:: DATA ::

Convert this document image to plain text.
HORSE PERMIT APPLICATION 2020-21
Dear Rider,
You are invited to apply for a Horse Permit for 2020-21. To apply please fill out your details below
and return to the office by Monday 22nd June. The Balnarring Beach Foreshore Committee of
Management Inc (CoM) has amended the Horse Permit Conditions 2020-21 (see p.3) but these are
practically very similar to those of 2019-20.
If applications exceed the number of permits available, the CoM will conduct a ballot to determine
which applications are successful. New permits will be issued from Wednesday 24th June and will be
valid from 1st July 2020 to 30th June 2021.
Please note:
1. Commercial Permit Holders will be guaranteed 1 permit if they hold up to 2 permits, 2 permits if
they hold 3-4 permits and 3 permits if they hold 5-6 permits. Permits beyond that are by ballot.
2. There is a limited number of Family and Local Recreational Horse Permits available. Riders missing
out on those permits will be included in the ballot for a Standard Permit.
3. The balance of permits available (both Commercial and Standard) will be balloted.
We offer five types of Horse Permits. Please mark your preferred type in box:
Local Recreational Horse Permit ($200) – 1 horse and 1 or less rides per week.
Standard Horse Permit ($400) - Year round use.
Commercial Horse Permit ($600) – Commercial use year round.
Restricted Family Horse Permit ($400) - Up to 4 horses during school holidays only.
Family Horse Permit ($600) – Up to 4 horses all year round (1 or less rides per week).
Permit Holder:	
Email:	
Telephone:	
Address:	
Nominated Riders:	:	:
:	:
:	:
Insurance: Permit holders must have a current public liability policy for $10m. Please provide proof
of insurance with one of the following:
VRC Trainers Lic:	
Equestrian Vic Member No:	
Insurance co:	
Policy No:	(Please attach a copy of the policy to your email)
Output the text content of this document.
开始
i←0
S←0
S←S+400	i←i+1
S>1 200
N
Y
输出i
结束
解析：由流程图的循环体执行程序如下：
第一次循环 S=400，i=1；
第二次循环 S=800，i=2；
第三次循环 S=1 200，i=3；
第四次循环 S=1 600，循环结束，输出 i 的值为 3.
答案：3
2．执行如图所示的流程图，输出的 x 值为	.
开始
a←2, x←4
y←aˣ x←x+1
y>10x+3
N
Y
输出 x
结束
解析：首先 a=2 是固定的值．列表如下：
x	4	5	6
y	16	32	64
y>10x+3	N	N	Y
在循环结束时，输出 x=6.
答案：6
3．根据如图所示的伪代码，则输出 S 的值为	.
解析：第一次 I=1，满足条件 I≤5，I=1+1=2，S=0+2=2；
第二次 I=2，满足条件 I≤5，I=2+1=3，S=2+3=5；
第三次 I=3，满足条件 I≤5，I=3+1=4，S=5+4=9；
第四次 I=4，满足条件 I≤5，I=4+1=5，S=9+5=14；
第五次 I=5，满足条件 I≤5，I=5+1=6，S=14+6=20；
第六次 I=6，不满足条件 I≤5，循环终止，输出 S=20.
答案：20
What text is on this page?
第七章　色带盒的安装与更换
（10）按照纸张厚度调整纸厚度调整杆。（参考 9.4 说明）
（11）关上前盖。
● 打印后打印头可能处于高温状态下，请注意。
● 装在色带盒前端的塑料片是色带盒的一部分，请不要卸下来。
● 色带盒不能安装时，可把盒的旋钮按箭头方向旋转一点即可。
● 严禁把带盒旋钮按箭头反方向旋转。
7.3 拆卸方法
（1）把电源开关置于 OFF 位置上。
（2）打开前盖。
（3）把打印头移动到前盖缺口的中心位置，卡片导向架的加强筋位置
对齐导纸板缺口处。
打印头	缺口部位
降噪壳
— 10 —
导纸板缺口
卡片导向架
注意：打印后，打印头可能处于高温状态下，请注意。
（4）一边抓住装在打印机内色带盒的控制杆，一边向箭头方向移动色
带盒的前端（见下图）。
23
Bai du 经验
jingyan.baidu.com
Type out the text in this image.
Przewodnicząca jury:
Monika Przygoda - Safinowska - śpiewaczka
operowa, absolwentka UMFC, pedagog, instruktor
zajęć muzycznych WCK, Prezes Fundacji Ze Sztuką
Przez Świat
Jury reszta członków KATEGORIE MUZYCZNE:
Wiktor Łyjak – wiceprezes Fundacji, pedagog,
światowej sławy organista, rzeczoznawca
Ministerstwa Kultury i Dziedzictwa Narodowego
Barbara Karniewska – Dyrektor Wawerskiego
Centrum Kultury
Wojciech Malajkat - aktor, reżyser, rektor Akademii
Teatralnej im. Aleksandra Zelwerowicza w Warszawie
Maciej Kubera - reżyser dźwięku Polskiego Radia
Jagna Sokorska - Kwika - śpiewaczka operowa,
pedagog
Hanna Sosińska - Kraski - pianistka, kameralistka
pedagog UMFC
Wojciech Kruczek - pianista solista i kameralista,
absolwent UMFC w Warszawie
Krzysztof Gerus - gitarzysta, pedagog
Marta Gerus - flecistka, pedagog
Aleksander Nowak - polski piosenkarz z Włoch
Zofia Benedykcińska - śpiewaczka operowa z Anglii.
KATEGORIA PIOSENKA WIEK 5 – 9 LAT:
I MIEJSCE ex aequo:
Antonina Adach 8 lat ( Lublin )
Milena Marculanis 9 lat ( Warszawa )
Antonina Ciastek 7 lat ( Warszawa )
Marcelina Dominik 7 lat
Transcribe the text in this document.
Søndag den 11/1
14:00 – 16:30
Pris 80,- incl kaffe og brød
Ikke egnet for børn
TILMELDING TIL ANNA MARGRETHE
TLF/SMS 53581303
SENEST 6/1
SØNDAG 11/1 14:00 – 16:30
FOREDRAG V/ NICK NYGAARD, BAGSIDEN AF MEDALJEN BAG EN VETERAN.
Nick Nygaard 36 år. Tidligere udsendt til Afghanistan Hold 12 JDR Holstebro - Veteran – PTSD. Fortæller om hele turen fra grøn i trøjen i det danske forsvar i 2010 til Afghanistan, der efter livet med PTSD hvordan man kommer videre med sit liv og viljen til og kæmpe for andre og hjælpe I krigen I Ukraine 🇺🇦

:::

_PROBLEM REQUIREMENTS:_ Report how many lines contain "document". Give nothing but the number.

_FINISHED ANSWER:_ 3